┌─ Extracted material
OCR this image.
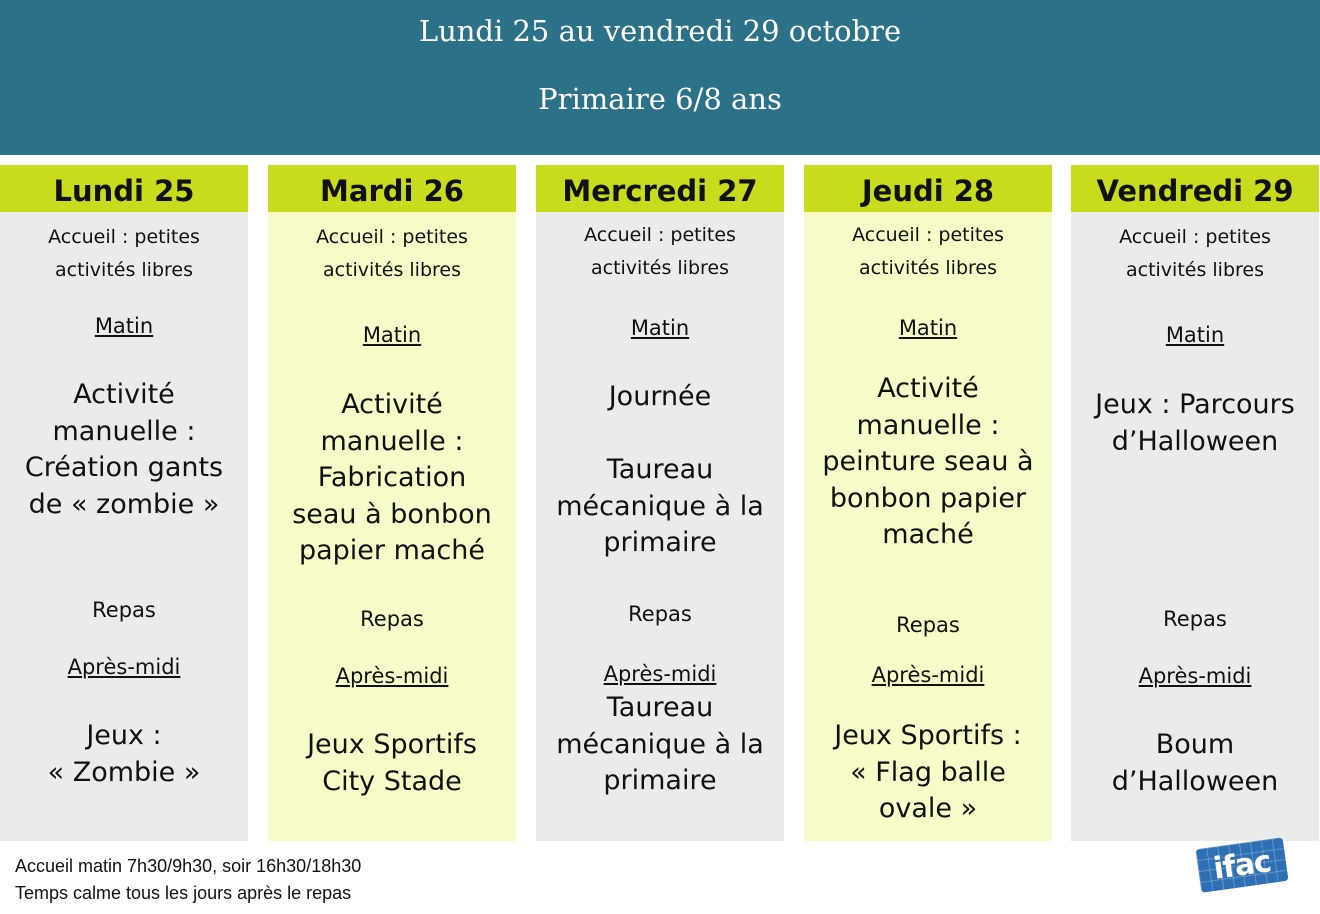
Lundi 25 au vendredi 29 octobre
Primaire 6/8 ans
Lundi 25
Accueil : petites
activités libres
Matin
Activité
manuelle :
Création gants
de « zombie »
Repas
Après-midi
Jeux :
« Zombie »
Mardi 26
Accueil : petites
activités libres
Matin
Activité
manuelle :
Fabrication
seau à bonbon
papier maché
Repas
Après-midi
Jeux Sportifs
City Stade
Mercredi 27
Accueil : petites
activités libres
Matin
Journée

Taureau
mécanique à la
primaire
Repas
Après-midi
Taureau
mécanique à la
primaire
Jeudi 28
Accueil : petites
activités libres
Matin
Activité
manuelle :
peinture seau à
bonbon papier
maché
Repas
Après-midi
Jeux Sportifs :
« Flag balle
ovale »
Vendredi 29
Accueil : petites
activités libres
Matin
Jeux : Parcours
d’Halloween
Repas
Après-midi
Boum
d’Halloween
Accueil matin 7h30/9h30, soir 16h30/18h30
Temps calme tous les jours après le repas
ifac
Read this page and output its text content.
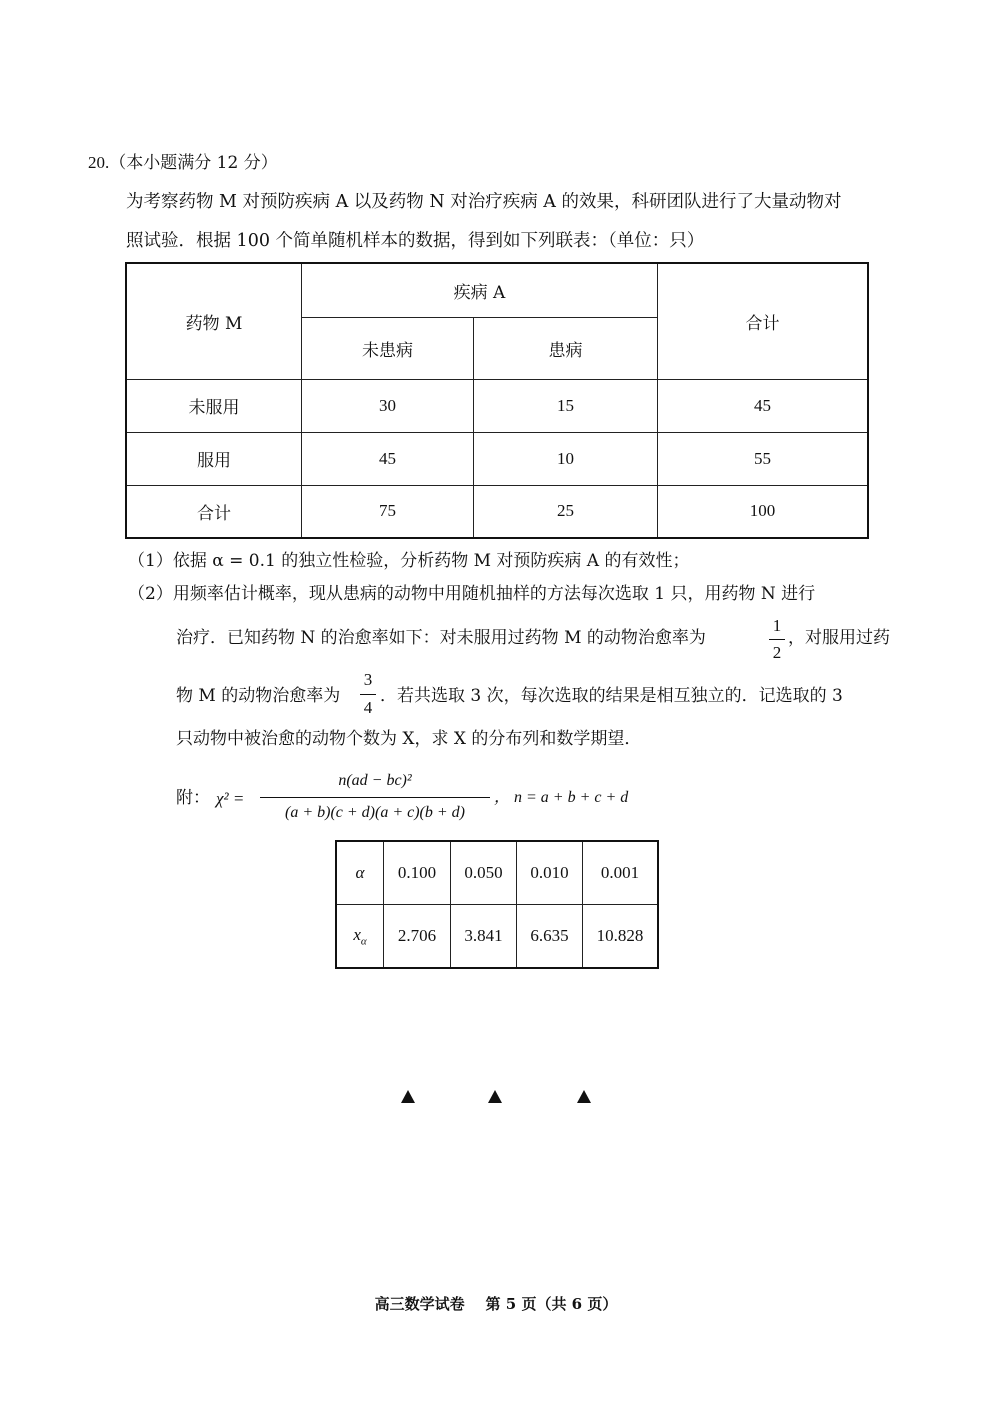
20.（本小题满分 12 分）
为考察药物 M 对预防疾病 A 以及药物 N 对治疗疾病 A 的效果，科研团队进行了大量动物对
照试验．根据 100 个简单随机样本的数据，得到如下列联表：（单位：只）
药物 M	疾病 A		合计
	未患病	患病	
未服用	30	15	45
服用	45	10	55
合计	75	25	100
（1）依据 α = 0.1 的独立性检验，分析药物 M 对预防疾病 A 的有效性；
（2）用频率估计概率，现从患病的动物中用随机抽样的方法每次选取 1 只，用药物 N 进行
治疗．已知药物 N 的治愈率如下：对未服用过药物 M 的动物治愈率为
1
2
，对服用过药
物 M 的动物治愈率为
3
4
．若共选取 3 次，每次选取的结果是相互独立的．记选取的 3
只动物中被治愈的动物个数为 X，求 X 的分布列和数学期望．
附： χ² =
n(ad − bc)²
(a + b)(c + d)(a + c)(b + d)
， n = a + b + c + d
α	0.100	0.050	0.010	0.001
$x_\alpha$	2.706	3.841	6.635	10.828
高三数学试卷    第 5 页（共 6 页）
└─
Retype verbatim only the lines beginning with the line that contains "Read this page and output its text content." and ending with the last line of the listing above; pictures are to be excluded.

* Exercise result:
Read this page and output its text content.
20.（本小题满分 12 分）
为考察药物 M 对预防疾病 A 以及药物 N 对治疗疾病 A 的效果，科研团队进行了大量动物对
照试验．根据 100 个简单随机样本的数据，得到如下列联表：（单位：只）
药物 M	疾病 A		合计
	未患病	患病	
未服用	30	15	45
服用	45	10	55
合计	75	25	100
（1）依据 α = 0.1 的独立性检验，分析药物 M 对预防疾病 A 的有效性；
（2）用频率估计概率，现从患病的动物中用随机抽样的方法每次选取 1 只，用药物 N 进行
治疗．已知药物 N 的治愈率如下：对未服用过药物 M 的动物治愈率为
1
2
，对服用过药
物 M 的动物治愈率为
3
4
．若共选取 3 次，每次选取的结果是相互独立的．记选取的 3
只动物中被治愈的动物个数为 X，求 X 的分布列和数学期望．
附： χ² =
n(ad − bc)²
(a + b)(c + d)(a + c)(b + d)
， n = a + b + c + d
α	0.100	0.050	0.010	0.001
$x_\alpha$	2.706	3.841	6.635	10.828
高三数学试卷    第 5 页（共 6 页）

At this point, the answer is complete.